● **TASK OBJECTIVE**:
Select every line containing the word "Send" from the material, and copy those lines.

____

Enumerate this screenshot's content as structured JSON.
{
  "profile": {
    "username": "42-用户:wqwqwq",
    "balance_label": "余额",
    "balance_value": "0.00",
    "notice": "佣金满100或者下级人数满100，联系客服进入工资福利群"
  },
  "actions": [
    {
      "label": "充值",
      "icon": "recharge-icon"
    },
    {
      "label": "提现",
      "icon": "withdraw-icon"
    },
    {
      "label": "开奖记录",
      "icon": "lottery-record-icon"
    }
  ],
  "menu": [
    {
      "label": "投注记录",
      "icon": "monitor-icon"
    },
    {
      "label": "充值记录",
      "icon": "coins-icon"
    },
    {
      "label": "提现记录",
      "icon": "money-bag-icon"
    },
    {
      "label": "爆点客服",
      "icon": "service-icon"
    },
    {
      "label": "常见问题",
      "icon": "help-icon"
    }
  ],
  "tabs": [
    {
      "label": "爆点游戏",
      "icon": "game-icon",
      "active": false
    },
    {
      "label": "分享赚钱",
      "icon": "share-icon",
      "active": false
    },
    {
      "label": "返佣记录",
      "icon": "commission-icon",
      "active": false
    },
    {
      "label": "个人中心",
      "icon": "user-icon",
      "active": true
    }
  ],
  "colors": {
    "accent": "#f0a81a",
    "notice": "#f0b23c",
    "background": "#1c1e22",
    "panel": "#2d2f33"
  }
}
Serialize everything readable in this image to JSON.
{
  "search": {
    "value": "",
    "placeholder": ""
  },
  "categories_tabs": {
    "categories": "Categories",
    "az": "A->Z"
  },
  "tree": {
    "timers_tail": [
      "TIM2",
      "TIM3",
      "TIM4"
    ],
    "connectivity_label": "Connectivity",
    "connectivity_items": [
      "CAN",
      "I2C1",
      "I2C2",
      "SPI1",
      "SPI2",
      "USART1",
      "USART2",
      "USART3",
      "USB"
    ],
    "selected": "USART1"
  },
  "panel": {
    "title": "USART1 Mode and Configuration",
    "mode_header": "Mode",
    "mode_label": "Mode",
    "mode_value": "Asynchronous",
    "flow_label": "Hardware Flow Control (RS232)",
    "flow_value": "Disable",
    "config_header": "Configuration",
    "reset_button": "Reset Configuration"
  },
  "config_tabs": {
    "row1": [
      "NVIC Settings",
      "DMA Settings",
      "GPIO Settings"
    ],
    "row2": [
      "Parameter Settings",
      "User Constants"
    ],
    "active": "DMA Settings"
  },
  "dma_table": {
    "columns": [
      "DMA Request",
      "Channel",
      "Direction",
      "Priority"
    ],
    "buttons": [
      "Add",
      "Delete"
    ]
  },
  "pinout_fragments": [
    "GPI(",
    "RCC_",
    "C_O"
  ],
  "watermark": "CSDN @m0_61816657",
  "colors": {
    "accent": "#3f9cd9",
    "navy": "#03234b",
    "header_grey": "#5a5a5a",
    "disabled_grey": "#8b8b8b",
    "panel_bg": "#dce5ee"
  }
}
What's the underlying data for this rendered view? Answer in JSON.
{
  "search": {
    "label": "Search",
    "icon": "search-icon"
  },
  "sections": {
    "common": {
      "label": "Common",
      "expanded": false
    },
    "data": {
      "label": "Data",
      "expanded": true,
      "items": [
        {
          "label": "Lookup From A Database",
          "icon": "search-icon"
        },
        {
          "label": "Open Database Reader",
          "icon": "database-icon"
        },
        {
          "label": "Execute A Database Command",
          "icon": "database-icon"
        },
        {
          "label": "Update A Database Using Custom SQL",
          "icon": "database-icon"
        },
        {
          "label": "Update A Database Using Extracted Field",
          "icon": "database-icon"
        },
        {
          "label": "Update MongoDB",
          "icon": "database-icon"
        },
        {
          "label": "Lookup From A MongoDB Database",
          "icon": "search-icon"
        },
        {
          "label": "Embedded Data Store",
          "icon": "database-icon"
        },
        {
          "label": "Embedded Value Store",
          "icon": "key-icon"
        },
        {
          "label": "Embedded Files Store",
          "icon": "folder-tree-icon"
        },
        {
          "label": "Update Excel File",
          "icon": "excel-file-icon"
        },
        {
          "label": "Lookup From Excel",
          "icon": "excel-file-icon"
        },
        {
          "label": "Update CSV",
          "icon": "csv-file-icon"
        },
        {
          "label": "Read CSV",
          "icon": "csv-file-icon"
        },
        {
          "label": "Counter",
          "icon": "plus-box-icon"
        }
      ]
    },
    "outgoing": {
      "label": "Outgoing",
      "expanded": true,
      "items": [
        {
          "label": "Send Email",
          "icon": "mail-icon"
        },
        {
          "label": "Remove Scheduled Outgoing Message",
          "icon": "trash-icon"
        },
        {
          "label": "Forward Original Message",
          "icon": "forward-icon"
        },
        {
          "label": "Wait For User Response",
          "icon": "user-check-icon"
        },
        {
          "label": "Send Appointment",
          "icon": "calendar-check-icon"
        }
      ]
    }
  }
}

____

● **TASK SOLUTION**:
          "label": "Send Email",
          "label": "Send Appointment",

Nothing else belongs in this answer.